Exercise prompt
Copy out the records from the line that contains "annotation: 140 % [378,56,433,72]" through the line that contains "annotation: 141 % [555,24,610,40]", keeping each one unchanged, and stop after that last line.

Entries provided
>> START

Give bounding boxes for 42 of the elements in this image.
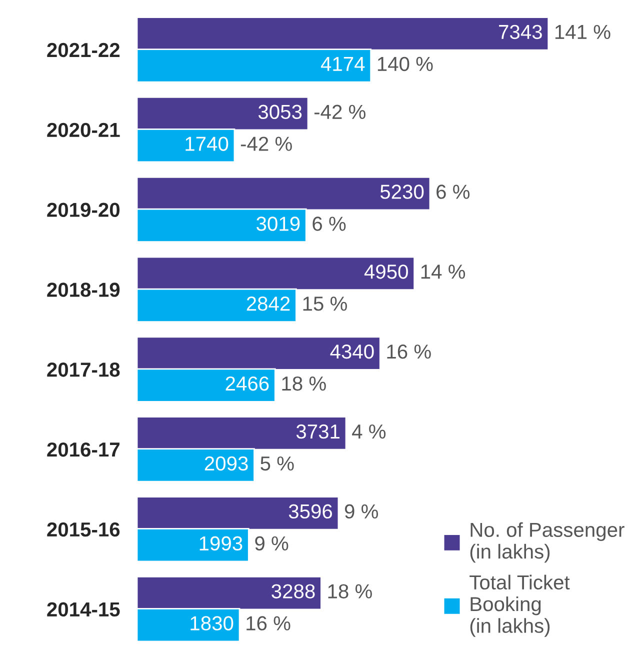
annotation: 140 % [378,56,433,72]
y-tick-label: 2014-15 [47,602,120,617]
data-label: 3731 [296,424,340,439]
data-label: 2842 [246,296,290,311]
data-label: 1993 [200,536,242,551]
y-tick-label: 2016-17 [47,442,120,457]
y-tick-label: 2015-16 [47,522,120,537]
data-label: 3053 [258,104,302,120]
annotation: 16 % [246,616,290,630]
annotation: 18 % [282,376,326,391]
annotation: 16 % [387,344,431,359]
annotation: -42 % [314,104,366,119]
annotation: -42 % [240,136,292,151]
data-label: 4174 [320,57,365,71]
legend-label: Total Ticket Booking (in lakhs) [470,574,570,637]
data-label: 1740 [186,136,228,151]
annotation: 14 % [421,264,466,279]
annotation: 6 % [436,184,470,199]
data-label: 7343 [499,24,542,40]
annotation: 15 % [303,296,347,311]
data-label: 3019 [256,216,300,231]
y-tick-label: 2018-19 [47,282,120,297]
data-label: 4950 [364,264,408,279]
annotation: 6 % [312,216,346,231]
data-label: 3596 [288,504,332,519]
annotation: 141 % [555,24,610,40]
annotation: 4 % [352,424,386,439]
data-label: 4340 [330,344,374,359]
data-label: 2093 [204,456,248,471]
annotation: 9 % [344,504,378,519]
data-label: 1830 [190,616,234,630]
y-tick-label: 2021-22 [47,42,120,58]
data-label: 3288 [272,584,315,598]
annotation: 5 % [260,456,294,471]
y-tick-label: 2020-21 [47,122,120,138]
y-tick-label: 2019-20 [47,202,120,217]
y-tick-label: 2017-18 [47,362,120,377]
legend-label: No. of Passenger (in lakhs) [470,522,624,563]
data-label: 5230 [380,184,424,199]
annotation: 18 % [328,584,372,598]
annotation: 9 % [255,536,288,551]
data-label: 2466 [226,376,269,391]
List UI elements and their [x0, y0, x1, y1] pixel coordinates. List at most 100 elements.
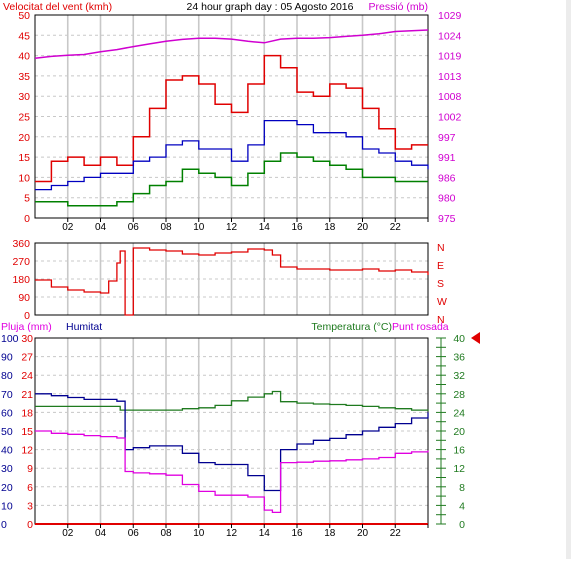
temperature-y-tick-label: 16	[453, 445, 465, 457]
humidity-y-tick-label: 90	[1, 352, 13, 364]
rain-y-tick-label: 15	[21, 426, 33, 438]
pressure-y-tick-label: 997	[438, 132, 456, 144]
humidity-y-tick-label: 70	[1, 389, 13, 401]
rain-y-tick-label: 24	[21, 370, 33, 382]
humidity-y-tick-label: 30	[1, 463, 13, 475]
rain-y-tick-label: 6	[27, 482, 33, 494]
temperature-y-tick-label: 28	[453, 389, 465, 401]
compass-label: S	[437, 278, 444, 290]
pressure-y-tick-label: 1008	[438, 91, 462, 103]
pressure-y-tick-label: 991	[438, 152, 456, 164]
direction-y-tick-label: 270	[12, 256, 30, 268]
temperature-y-tick-label: 20	[453, 426, 465, 438]
wind-pressure-panel: 0 5 10 15 20 25 30 35 40 45 50 975 980 986 991 997 1002 1…	[18, 10, 461, 233]
direction-y-tick-label: 0	[24, 310, 30, 322]
pressure-y-tick-label: 980	[438, 193, 456, 205]
direction-series	[35, 247, 429, 316]
temperature-y-tick-label: 40	[453, 333, 465, 345]
x-tick-label: 18	[324, 528, 336, 539]
x-tick-label: 12	[226, 528, 238, 539]
x-tick-label: 16	[291, 528, 303, 539]
x-tick-label: 06	[128, 528, 140, 539]
wind-y-tick-label: 30	[18, 91, 30, 103]
pressure-y-tick-label: 1024	[438, 30, 462, 42]
temperature-y-tick-label: 32	[453, 370, 465, 382]
direction-plot-frame	[34, 242, 429, 316]
humidity-y-tick-label: 10	[1, 500, 13, 512]
x-tick-label: 04	[95, 528, 107, 539]
pressure-y-tick-label: 1019	[438, 51, 462, 63]
x-tick-label: 22	[390, 528, 402, 539]
temperature-y-tick-label: 4	[459, 500, 465, 512]
dew-point-axis-title: Punt rosada	[392, 321, 449, 333]
x-tick-label: 16	[291, 222, 303, 233]
x-tick-label: 22	[390, 222, 402, 233]
rain-y-tick-label: 30	[21, 333, 33, 345]
x-tick-label: 14	[259, 222, 271, 233]
temperature-axis-title: Temperatura (°C)	[311, 321, 392, 333]
humidity-series	[35, 393, 429, 492]
wind-gust-series	[35, 54, 428, 183]
wind-axis-title: Velocitat del vent (kmh)	[3, 1, 112, 13]
wind-y-tick-label: 15	[18, 152, 30, 164]
wind-y-tick-label: 25	[18, 112, 30, 124]
humidity-y-tick-label: 20	[1, 482, 13, 494]
pressure-y-tick-label: 1029	[438, 10, 462, 22]
x-tick-label: 04	[95, 222, 107, 233]
pressure-y-tick-label: 986	[438, 172, 456, 184]
wind-y-tick-label: 50	[18, 10, 30, 22]
rain-humidity-temperature-panel: 0102030405060708090100036912151821242730…	[1, 332, 480, 539]
humidity-y-tick-label: 50	[1, 426, 13, 438]
wind-y-tick-label: 35	[18, 71, 30, 83]
dew-point-series	[35, 430, 429, 514]
humidity-y-tick-label: 80	[1, 370, 13, 382]
humidity-axis-title: Humitat	[66, 321, 102, 333]
pressure-y-tick-label: 975	[438, 213, 456, 225]
temperature-y-tick-label: 12	[453, 463, 465, 475]
x-tick-label: 10	[193, 222, 205, 233]
pressure-series	[34, 29, 429, 59]
rain-y-tick-label: 27	[21, 352, 33, 364]
x-tick-label: 10	[193, 528, 205, 539]
temperature-y-tick-label: 0	[459, 519, 465, 531]
x-tick-label: 02	[62, 528, 74, 539]
rain-y-tick-label: 12	[21, 445, 33, 457]
pressure-y-tick-label: 1002	[438, 112, 462, 124]
humidity-y-tick-label: 60	[1, 407, 13, 419]
wind-y-tick-label: 45	[18, 30, 30, 42]
humidity-y-tick-label: 100	[1, 333, 19, 345]
rain-y-tick-label: 21	[21, 389, 33, 401]
wind-avg-series	[35, 119, 429, 191]
wind-y-tick-label: 5	[24, 193, 30, 205]
x-tick-label: 08	[160, 528, 172, 539]
temperature-y-tick-label: 36	[453, 352, 465, 364]
rain-axis-title: Pluja (mm)	[1, 321, 52, 333]
rain-y-tick-label: 9	[27, 463, 33, 475]
pressure-axis-title: Pressió (mb)	[368, 1, 428, 13]
wind-y-tick-label: 10	[18, 172, 30, 184]
temperature-y-tick-label: 8	[459, 482, 465, 494]
humidity-y-tick-label: 0	[1, 519, 7, 531]
compass-label: N	[437, 242, 445, 254]
compass-label: N	[437, 314, 445, 326]
x-tick-label: 18	[324, 222, 336, 233]
x-tick-label: 06	[128, 222, 140, 233]
direction-y-tick-label: 360	[12, 238, 30, 250]
x-tick-label: 12	[226, 222, 238, 233]
rain-y-tick-label: 3	[27, 500, 33, 512]
current-temperature-marker	[471, 332, 480, 344]
x-tick-label: 20	[357, 222, 369, 233]
right-edge-strip	[566, 0, 571, 559]
wind-y-tick-label: 0	[24, 213, 30, 225]
direction-y-tick-label: 90	[18, 292, 30, 304]
wind-min-series	[35, 152, 428, 207]
x-tick-label: 08	[160, 222, 172, 233]
direction-y-tick-label: 180	[12, 274, 30, 286]
wind-y-tick-label: 20	[18, 132, 30, 144]
wind-y-tick-label: 40	[18, 51, 30, 63]
chart-title: 24 hour graph day : 05 Agosto 2016	[187, 1, 354, 13]
temperature-y-tick-label: 24	[453, 407, 465, 419]
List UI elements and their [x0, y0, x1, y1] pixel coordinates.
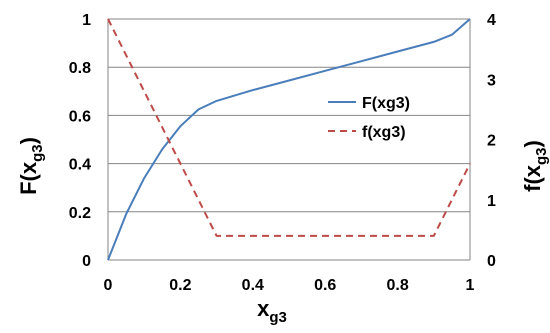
y-left-tick-label-0: 0 [82, 253, 91, 270]
y-right-tick-label-1: 1 [487, 193, 496, 210]
x-tick-label-2: 0.4 [242, 277, 264, 294]
y-left-title-main: F(x [16, 161, 41, 195]
legend: F(xg3) f(xg3) [328, 95, 410, 141]
y-left-title-close: ) [16, 137, 41, 144]
x-axis-title-main: x [257, 296, 270, 321]
y-left-tick-label-4: 0.8 [69, 60, 91, 77]
y-right-title-close: ) [520, 140, 545, 147]
y-left-axis-title: F(xg3) [16, 137, 46, 195]
series-line-0 [107, 18, 471, 261]
y-left-tick-label-5: 1 [82, 12, 91, 29]
y-left-tick-label-2: 0.4 [69, 157, 91, 174]
y-left-tick-label-3: 0.6 [69, 108, 91, 125]
x-tick-label-0: 0 [104, 277, 113, 294]
y-left-title-sub: g3 [29, 144, 46, 162]
x-axis-title-sub: g3 [269, 309, 287, 326]
x-axis-title: xg3 [257, 296, 287, 326]
x-tick-label-5: 1 [466, 277, 475, 294]
series-layer [107, 18, 471, 261]
y-right-tick-label-0: 0 [487, 253, 496, 270]
y-right-tick-label-4: 4 [487, 12, 496, 29]
y-right-tick-label-2: 2 [487, 133, 496, 150]
x-tick-label-1: 0.2 [169, 277, 191, 294]
y-right-axis-title: f(xg3) [520, 140, 550, 192]
series-line-1 [107, 18, 471, 237]
x-tick-label-3: 0.6 [314, 277, 336, 294]
x-tick-label-4: 0.8 [386, 277, 408, 294]
y-left-tick-label-1: 0.2 [69, 205, 91, 222]
legend-label-f: f(xg3) [362, 124, 406, 141]
legend-label-F: F(xg3) [362, 95, 410, 112]
y-right-title-sub: g3 [533, 147, 550, 165]
gridlines [108, 18, 470, 261]
axes [107, 19, 471, 260]
y-right-title-main: f(x [520, 164, 545, 192]
y-right-tick-label-3: 3 [487, 72, 496, 89]
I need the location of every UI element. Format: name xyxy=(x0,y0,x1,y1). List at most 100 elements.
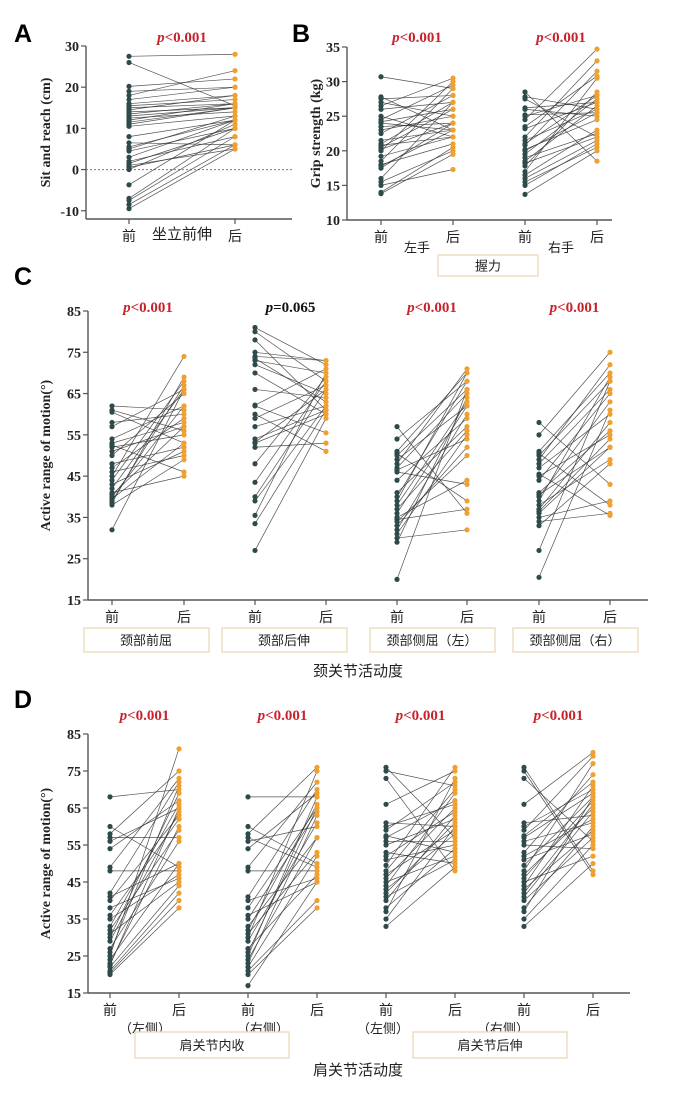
group-box-label: 颈部前屈 xyxy=(120,633,172,649)
pre-point xyxy=(394,535,400,541)
pre-point xyxy=(109,492,115,498)
pair-group: p=0.065 xyxy=(252,300,329,554)
group-box xyxy=(369,627,496,653)
post-point xyxy=(590,842,596,848)
p-value-label: p=0.065 xyxy=(264,300,316,316)
post-point xyxy=(232,113,238,119)
pre-point xyxy=(245,846,251,852)
post-point xyxy=(450,120,456,126)
pair-line xyxy=(524,129,598,176)
pre-point xyxy=(521,842,527,848)
pre-point xyxy=(383,875,389,881)
x-tick-label: 后 xyxy=(586,1003,600,1019)
group-box xyxy=(437,254,539,277)
pair-line xyxy=(538,473,611,516)
pre-point xyxy=(383,849,389,856)
x-tick-label: 后 xyxy=(460,610,474,626)
pair-line xyxy=(538,364,611,460)
post-point xyxy=(181,390,187,397)
pre-point xyxy=(394,576,400,582)
post-point xyxy=(181,428,187,434)
x-tick-label: 后 xyxy=(172,1003,186,1019)
post-point xyxy=(314,860,320,867)
post-point xyxy=(176,816,182,822)
pair-line xyxy=(247,811,318,920)
pre-point xyxy=(521,768,527,774)
pair-line xyxy=(109,815,180,901)
pre-point xyxy=(521,820,527,826)
pre-point xyxy=(522,163,528,169)
pre-point xyxy=(107,957,113,963)
post-point xyxy=(314,853,320,859)
p-value-label: p<0.001 xyxy=(394,708,446,724)
post-point xyxy=(450,92,456,99)
post-point xyxy=(314,849,320,856)
pair-line xyxy=(254,418,327,551)
pre-point xyxy=(252,370,258,376)
post-point xyxy=(590,853,596,859)
post-point xyxy=(323,411,329,417)
pre-point xyxy=(521,849,527,856)
x-tick-label: 后 xyxy=(177,610,191,626)
pair-line xyxy=(385,835,456,853)
pair-line xyxy=(524,98,598,138)
pre-point xyxy=(252,362,258,368)
post-point xyxy=(181,403,187,409)
pre-point xyxy=(394,506,400,512)
post-point xyxy=(464,506,470,512)
post-point xyxy=(590,798,596,804)
pair-line xyxy=(523,863,594,927)
post-point xyxy=(464,399,470,405)
pair-line xyxy=(380,77,454,107)
pre-point xyxy=(107,927,113,933)
post-point xyxy=(176,875,182,881)
post-point xyxy=(464,510,470,516)
pair-line xyxy=(128,128,236,152)
pair-line xyxy=(128,119,236,137)
post-point xyxy=(594,158,600,164)
post-point xyxy=(176,823,182,830)
pre-point xyxy=(394,457,400,463)
post-point xyxy=(464,424,470,430)
post-point xyxy=(452,801,458,807)
pre-point xyxy=(536,498,542,504)
group-box-label: 肩关节后伸 xyxy=(457,1038,522,1054)
pair-line xyxy=(396,438,468,471)
p-value-label: p<0.001 xyxy=(532,708,584,724)
post-point xyxy=(314,875,320,881)
pair-line xyxy=(380,108,454,148)
pair-line xyxy=(247,767,318,835)
post-point xyxy=(594,127,600,133)
post-point xyxy=(181,386,187,393)
pair-line xyxy=(128,144,236,205)
pair-line xyxy=(385,770,456,787)
pair-line xyxy=(109,770,180,835)
pair-line xyxy=(396,372,468,502)
pre-point xyxy=(107,946,113,952)
pair-line xyxy=(128,86,236,100)
pair-line xyxy=(128,107,236,125)
post-point xyxy=(232,84,238,90)
pre-point xyxy=(245,934,251,941)
y-tick-label: 25 xyxy=(326,110,340,125)
post-point xyxy=(314,820,320,826)
post-point xyxy=(607,498,613,504)
pair-line xyxy=(247,781,318,868)
pre-point xyxy=(521,905,527,911)
pair-line xyxy=(396,368,468,464)
x-tick-label: 后 xyxy=(603,610,617,626)
pair-line xyxy=(523,778,594,842)
pre-point xyxy=(521,853,527,859)
post-point xyxy=(176,860,182,867)
pre-point xyxy=(383,872,389,878)
pre-point xyxy=(383,842,389,848)
pair-line xyxy=(524,150,598,195)
pair-line xyxy=(109,811,180,942)
pair-line xyxy=(538,352,611,436)
y-tick-label: 65 xyxy=(67,388,81,403)
pre-point xyxy=(521,909,527,915)
pair-line xyxy=(111,455,185,473)
post-point xyxy=(323,430,329,436)
pair-line xyxy=(538,409,611,578)
pair-line xyxy=(385,822,456,827)
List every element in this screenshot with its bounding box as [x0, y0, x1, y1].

>> END

Solution below
annotation: 140 % [378,56,433,72]
y-tick-label: 2014-15 [47,602,120,617]
data-label: 3731 [296,424,340,439]
data-label: 2842 [246,296,290,311]
data-label: 1993 [200,536,242,551]
y-tick-label: 2016-17 [47,442,120,457]
y-tick-label: 2015-16 [47,522,120,537]
data-label: 3053 [258,104,302,120]
annotation: 16 % [246,616,290,630]
annotation: 18 % [282,376,326,391]
annotation: 16 % [387,344,431,359]
annotation: -42 % [314,104,366,119]
annotation: -42 % [240,136,292,151]
data-label: 4174 [320,57,365,71]
legend-label: Total Ticket Booking (in lakhs) [470,574,570,637]
data-label: 1740 [186,136,228,151]
annotation: 14 % [421,264,466,279]
annotation: 6 % [436,184,470,199]
data-label: 7343 [499,24,542,40]
annotation: 15 % [303,296,347,311]
data-label: 3019 [256,216,300,231]
y-tick-label: 2018-19 [47,282,120,297]
data-label: 4950 [364,264,408,279]
annotation: 6 % [312,216,346,231]
data-label: 3596 [288,504,332,519]
annotation: 141 % [555,24,610,40]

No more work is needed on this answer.